Entries from a dataset:

------------------------------------------------

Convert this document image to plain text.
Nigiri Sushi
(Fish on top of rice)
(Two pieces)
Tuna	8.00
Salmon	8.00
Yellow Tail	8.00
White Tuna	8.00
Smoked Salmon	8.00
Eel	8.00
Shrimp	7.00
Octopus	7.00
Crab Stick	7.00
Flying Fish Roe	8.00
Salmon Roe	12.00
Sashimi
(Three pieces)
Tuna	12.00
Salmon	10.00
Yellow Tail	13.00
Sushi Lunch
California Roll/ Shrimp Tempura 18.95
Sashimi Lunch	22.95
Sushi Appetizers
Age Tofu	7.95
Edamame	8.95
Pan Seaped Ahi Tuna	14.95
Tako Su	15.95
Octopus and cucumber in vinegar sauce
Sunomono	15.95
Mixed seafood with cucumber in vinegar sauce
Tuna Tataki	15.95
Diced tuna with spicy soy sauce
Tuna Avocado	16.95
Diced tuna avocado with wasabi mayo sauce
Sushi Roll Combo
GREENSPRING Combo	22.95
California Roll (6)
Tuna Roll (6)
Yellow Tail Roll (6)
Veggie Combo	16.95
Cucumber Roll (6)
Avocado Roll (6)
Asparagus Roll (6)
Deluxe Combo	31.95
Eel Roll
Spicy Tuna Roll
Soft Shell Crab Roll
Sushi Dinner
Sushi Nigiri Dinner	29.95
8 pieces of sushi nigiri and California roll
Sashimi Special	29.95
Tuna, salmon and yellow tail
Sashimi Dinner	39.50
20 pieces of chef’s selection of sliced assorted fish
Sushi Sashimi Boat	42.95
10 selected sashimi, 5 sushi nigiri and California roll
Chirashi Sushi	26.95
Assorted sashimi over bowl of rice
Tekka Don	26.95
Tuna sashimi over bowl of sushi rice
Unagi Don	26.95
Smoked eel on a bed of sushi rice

------------------------------------------------

Return the entries above exactly as they appear.

Convert this document image to plain text.
Nigiri Sushi
(Fish on top of rice)
(Two pieces)
Tuna	8.00
Salmon	8.00
Yellow Tail	8.00
White Tuna	8.00
Smoked Salmon	8.00
Eel	8.00
Shrimp	7.00
Octopus	7.00
Crab Stick	7.00
Flying Fish Roe	8.00
Salmon Roe	12.00
Sashimi
(Three pieces)
Tuna	12.00
Salmon	10.00
Yellow Tail	13.00
Sushi Lunch
California Roll/ Shrimp Tempura 18.95
Sashimi Lunch	22.95
Sushi Appetizers
Age Tofu	7.95
Edamame	8.95
Pan Seaped Ahi Tuna	14.95
Tako Su	15.95
Octopus and cucumber in vinegar sauce
Sunomono	15.95
Mixed seafood with cucumber in vinegar sauce
Tuna Tataki	15.95
Diced tuna with spicy soy sauce
Tuna Avocado	16.95
Diced tuna avocado with wasabi mayo sauce
Sushi Roll Combo
GREENSPRING Combo	22.95
California Roll (6)
Tuna Roll (6)
Yellow Tail Roll (6)
Veggie Combo	16.95
Cucumber Roll (6)
Avocado Roll (6)
Asparagus Roll (6)
Deluxe Combo	31.95
Eel Roll
Spicy Tuna Roll
Soft Shell Crab Roll
Sushi Dinner
Sushi Nigiri Dinner	29.95
8 pieces of sushi nigiri and California roll
Sashimi Special	29.95
Tuna, salmon and yellow tail
Sashimi Dinner	39.50
20 pieces of chef’s selection of sliced assorted fish
Sushi Sashimi Boat	42.95
10 selected sashimi, 5 sushi nigiri and California roll
Chirashi Sushi	26.95
Assorted sashimi over bowl of rice
Tekka Don	26.95
Tuna sashimi over bowl of sushi rice
Unagi Don	26.95
Smoked eel on a bed of sushi rice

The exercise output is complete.